▸ SHORT TASK
Each line that holds the word "title" counts once; give the total number of such lines and nothing else.

▸ DATASET
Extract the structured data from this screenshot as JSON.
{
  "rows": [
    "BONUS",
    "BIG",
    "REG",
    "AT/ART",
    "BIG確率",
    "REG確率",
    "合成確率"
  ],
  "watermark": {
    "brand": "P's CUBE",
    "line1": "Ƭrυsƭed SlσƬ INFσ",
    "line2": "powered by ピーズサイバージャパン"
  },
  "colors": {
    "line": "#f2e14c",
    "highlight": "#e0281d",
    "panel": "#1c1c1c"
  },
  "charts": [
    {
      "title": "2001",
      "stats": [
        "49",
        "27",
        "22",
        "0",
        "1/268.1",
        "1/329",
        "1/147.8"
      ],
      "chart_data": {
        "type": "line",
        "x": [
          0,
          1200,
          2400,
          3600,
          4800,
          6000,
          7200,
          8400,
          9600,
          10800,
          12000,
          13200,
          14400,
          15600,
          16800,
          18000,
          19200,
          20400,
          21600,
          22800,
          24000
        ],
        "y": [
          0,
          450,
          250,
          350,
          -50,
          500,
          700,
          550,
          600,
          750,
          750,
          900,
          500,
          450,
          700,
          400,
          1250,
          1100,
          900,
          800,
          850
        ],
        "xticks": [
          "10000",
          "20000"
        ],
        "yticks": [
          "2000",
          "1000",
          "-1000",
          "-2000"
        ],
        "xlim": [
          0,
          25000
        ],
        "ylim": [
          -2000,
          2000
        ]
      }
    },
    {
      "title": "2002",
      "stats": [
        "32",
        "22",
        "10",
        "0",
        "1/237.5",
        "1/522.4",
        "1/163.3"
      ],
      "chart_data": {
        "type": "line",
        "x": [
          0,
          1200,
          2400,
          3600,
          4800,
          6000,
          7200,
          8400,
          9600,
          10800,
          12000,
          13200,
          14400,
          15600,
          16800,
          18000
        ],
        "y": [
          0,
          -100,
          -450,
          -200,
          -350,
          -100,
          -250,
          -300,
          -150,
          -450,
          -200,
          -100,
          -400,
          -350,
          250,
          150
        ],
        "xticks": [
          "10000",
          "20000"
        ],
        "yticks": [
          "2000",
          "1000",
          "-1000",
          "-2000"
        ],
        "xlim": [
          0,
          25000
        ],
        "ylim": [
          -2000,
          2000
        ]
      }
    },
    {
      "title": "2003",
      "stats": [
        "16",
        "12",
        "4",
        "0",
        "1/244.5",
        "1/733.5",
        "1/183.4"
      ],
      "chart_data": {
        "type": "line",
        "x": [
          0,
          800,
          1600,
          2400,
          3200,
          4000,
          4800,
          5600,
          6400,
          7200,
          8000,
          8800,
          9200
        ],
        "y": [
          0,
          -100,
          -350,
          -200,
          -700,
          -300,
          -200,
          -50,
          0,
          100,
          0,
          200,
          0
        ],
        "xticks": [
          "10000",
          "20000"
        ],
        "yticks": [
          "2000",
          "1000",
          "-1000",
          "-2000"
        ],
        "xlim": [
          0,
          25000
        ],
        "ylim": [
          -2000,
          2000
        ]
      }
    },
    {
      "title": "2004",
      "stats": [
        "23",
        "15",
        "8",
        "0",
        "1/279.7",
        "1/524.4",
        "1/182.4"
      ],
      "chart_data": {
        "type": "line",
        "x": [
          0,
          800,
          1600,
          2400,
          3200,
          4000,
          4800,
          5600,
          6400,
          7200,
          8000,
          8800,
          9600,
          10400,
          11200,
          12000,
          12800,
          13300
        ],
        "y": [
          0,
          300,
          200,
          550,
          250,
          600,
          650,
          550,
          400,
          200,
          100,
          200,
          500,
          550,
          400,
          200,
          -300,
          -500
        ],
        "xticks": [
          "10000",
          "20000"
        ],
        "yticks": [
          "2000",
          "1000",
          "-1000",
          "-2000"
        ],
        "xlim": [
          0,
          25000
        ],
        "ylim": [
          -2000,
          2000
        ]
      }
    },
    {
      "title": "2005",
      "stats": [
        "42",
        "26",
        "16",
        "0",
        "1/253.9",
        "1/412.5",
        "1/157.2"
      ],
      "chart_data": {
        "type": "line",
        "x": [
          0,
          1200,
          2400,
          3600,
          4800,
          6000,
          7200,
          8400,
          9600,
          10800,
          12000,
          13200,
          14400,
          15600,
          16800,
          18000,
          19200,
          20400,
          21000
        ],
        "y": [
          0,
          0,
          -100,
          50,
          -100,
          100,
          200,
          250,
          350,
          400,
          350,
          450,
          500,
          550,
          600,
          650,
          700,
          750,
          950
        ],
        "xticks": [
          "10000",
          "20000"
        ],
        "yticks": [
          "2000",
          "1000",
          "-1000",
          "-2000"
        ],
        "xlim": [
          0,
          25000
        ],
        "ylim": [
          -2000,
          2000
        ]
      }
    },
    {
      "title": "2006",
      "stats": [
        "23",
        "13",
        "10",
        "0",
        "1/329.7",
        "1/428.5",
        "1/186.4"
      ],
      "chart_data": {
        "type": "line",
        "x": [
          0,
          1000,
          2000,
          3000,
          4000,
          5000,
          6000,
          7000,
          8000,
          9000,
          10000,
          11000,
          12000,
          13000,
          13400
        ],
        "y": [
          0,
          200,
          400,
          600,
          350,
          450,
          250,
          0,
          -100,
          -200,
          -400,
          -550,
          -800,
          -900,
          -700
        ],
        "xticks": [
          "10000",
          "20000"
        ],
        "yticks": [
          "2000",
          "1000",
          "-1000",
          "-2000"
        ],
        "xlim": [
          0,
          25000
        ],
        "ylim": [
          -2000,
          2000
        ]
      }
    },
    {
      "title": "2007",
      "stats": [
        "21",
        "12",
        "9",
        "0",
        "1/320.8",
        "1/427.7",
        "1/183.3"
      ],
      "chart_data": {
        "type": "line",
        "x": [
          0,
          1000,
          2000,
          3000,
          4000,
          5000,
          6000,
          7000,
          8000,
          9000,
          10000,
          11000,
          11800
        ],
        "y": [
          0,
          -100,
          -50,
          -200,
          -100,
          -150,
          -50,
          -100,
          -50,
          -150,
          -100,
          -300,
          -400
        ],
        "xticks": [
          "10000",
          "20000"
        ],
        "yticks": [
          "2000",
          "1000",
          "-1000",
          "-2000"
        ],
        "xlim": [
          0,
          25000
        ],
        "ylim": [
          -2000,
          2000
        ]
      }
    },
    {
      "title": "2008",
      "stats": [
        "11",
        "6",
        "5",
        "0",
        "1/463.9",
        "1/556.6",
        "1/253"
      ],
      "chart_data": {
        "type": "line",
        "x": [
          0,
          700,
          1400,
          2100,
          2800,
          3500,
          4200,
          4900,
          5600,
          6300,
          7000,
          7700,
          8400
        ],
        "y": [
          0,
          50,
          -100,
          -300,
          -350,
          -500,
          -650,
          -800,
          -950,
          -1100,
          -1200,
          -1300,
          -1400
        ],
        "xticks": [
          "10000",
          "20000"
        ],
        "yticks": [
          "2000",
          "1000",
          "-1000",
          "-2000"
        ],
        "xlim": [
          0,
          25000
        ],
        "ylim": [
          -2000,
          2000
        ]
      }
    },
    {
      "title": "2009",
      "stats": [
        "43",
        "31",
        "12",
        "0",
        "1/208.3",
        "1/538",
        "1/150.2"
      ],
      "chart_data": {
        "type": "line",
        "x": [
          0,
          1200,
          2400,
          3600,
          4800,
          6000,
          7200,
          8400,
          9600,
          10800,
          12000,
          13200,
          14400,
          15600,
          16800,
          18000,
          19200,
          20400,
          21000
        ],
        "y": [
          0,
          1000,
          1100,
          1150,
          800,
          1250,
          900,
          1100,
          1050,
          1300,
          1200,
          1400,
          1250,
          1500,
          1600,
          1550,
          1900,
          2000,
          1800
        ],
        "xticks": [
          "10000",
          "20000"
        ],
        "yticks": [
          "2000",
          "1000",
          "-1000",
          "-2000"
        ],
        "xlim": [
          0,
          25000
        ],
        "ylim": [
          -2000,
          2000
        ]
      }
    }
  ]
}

▸ RESPONSE TO THIS TASK
9